* Your goal
Copy out the entries exactly, from the first line to the last.

* Records for this task
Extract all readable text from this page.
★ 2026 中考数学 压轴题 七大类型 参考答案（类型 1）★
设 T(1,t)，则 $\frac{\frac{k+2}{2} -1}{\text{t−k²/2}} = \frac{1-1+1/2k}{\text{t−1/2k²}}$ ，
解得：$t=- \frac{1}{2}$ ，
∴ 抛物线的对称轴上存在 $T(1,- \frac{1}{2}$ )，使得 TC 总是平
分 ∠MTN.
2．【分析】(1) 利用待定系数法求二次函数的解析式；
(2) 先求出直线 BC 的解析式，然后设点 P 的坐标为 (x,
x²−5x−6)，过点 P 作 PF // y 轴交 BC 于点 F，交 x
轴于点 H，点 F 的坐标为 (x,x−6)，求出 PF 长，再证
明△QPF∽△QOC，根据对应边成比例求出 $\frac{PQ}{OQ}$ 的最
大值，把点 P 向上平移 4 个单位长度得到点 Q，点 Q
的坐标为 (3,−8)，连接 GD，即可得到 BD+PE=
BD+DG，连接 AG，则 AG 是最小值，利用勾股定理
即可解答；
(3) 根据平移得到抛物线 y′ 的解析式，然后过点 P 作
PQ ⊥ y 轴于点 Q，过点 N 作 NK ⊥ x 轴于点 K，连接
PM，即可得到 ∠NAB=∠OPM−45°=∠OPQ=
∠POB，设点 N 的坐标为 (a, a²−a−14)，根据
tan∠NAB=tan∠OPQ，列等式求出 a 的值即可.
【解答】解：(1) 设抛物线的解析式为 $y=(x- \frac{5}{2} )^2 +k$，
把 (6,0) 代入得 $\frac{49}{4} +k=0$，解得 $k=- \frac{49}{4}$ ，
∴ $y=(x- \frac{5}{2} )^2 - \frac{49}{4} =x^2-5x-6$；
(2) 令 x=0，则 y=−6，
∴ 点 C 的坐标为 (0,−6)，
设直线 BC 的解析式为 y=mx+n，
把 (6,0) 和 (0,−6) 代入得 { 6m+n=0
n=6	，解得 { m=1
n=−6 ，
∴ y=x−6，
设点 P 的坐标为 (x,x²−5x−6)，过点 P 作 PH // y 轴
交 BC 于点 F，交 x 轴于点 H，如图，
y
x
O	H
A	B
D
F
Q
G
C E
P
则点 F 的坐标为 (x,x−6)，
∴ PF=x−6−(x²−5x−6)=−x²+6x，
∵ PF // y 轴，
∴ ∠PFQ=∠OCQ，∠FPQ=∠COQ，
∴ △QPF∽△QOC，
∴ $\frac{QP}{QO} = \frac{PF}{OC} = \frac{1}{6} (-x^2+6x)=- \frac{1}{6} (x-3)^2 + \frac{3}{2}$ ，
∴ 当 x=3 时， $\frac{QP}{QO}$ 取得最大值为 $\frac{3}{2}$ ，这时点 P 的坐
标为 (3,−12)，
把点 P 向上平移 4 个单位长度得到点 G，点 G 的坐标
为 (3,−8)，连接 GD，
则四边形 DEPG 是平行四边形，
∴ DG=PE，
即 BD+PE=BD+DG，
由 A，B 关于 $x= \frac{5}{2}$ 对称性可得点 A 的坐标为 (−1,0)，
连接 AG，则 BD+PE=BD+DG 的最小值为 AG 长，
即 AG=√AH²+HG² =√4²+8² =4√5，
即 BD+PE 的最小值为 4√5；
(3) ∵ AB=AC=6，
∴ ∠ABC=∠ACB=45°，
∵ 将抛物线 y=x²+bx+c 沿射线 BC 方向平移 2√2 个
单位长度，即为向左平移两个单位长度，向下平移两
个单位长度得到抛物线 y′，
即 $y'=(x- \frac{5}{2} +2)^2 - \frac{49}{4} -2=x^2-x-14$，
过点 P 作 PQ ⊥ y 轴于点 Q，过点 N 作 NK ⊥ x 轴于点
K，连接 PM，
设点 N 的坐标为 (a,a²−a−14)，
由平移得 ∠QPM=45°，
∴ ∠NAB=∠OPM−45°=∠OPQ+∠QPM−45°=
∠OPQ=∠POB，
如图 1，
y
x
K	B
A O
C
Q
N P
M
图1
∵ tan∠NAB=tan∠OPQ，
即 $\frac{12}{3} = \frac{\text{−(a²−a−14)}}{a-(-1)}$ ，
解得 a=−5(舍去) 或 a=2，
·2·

* Exercise solution
Extract all readable text from this page.
★ 2026 中考数学 压轴题 七大类型 参考答案（类型 1）★
设 T(1,t)，则 $\frac{\frac{k+2}{2} -1}{\text{t−k²/2}} = \frac{1-1+1/2k}{\text{t−1/2k²}}$ ，
解得：$t=- \frac{1}{2}$ ，
∴ 抛物线的对称轴上存在 $T(1,- \frac{1}{2}$ )，使得 TC 总是平
分 ∠MTN.
2．【分析】(1) 利用待定系数法求二次函数的解析式；
(2) 先求出直线 BC 的解析式，然后设点 P 的坐标为 (x,
x²−5x−6)，过点 P 作 PF // y 轴交 BC 于点 F，交 x
轴于点 H，点 F 的坐标为 (x,x−6)，求出 PF 长，再证
明△QPF∽△QOC，根据对应边成比例求出 $\frac{PQ}{OQ}$ 的最
大值，把点 P 向上平移 4 个单位长度得到点 Q，点 Q
的坐标为 (3,−8)，连接 GD，即可得到 BD+PE=
BD+DG，连接 AG，则 AG 是最小值，利用勾股定理
即可解答；
(3) 根据平移得到抛物线 y′ 的解析式，然后过点 P 作
PQ ⊥ y 轴于点 Q，过点 N 作 NK ⊥ x 轴于点 K，连接
PM，即可得到 ∠NAB=∠OPM−45°=∠OPQ=
∠POB，设点 N 的坐标为 (a, a²−a−14)，根据
tan∠NAB=tan∠OPQ，列等式求出 a 的值即可.
【解答】解：(1) 设抛物线的解析式为 $y=(x- \frac{5}{2} )^2 +k$，
把 (6,0) 代入得 $\frac{49}{4} +k=0$，解得 $k=- \frac{49}{4}$ ，
∴ $y=(x- \frac{5}{2} )^2 - \frac{49}{4} =x^2-5x-6$；
(2) 令 x=0，则 y=−6，
∴ 点 C 的坐标为 (0,−6)，
设直线 BC 的解析式为 y=mx+n，
把 (6,0) 和 (0,−6) 代入得 { 6m+n=0
n=6	，解得 { m=1
n=−6 ，
∴ y=x−6，
设点 P 的坐标为 (x,x²−5x−6)，过点 P 作 PH // y 轴
交 BC 于点 F，交 x 轴于点 H，如图，
y
x
O	H
A	B
D
F
Q
G
C E
P
则点 F 的坐标为 (x,x−6)，
∴ PF=x−6−(x²−5x−6)=−x²+6x，
∵ PF // y 轴，
∴ ∠PFQ=∠OCQ，∠FPQ=∠COQ，
∴ △QPF∽△QOC，
∴ $\frac{QP}{QO} = \frac{PF}{OC} = \frac{1}{6} (-x^2+6x)=- \frac{1}{6} (x-3)^2 + \frac{3}{2}$ ，
∴ 当 x=3 时， $\frac{QP}{QO}$ 取得最大值为 $\frac{3}{2}$ ，这时点 P 的坐
标为 (3,−12)，
把点 P 向上平移 4 个单位长度得到点 G，点 G 的坐标
为 (3,−8)，连接 GD，
则四边形 DEPG 是平行四边形，
∴ DG=PE，
即 BD+PE=BD+DG，
由 A，B 关于 $x= \frac{5}{2}$ 对称性可得点 A 的坐标为 (−1,0)，
连接 AG，则 BD+PE=BD+DG 的最小值为 AG 长，
即 AG=√AH²+HG² =√4²+8² =4√5，
即 BD+PE 的最小值为 4√5；
(3) ∵ AB=AC=6，
∴ ∠ABC=∠ACB=45°，
∵ 将抛物线 y=x²+bx+c 沿射线 BC 方向平移 2√2 个
单位长度，即为向左平移两个单位长度，向下平移两
个单位长度得到抛物线 y′，
即 $y'=(x- \frac{5}{2} +2)^2 - \frac{49}{4} -2=x^2-x-14$，
过点 P 作 PQ ⊥ y 轴于点 Q，过点 N 作 NK ⊥ x 轴于点
K，连接 PM，
设点 N 的坐标为 (a,a²−a−14)，
由平移得 ∠QPM=45°，
∴ ∠NAB=∠OPM−45°=∠OPQ+∠QPM−45°=
∠OPQ=∠POB，
如图 1，
y
x
K	B
A O
C
Q
N P
M
图1
∵ tan∠NAB=tan∠OPQ，
即 $\frac{12}{3} = \frac{\text{−(a²−a−14)}}{a-(-1)}$ ，
解得 a=−5(舍去) 或 a=2，
·2·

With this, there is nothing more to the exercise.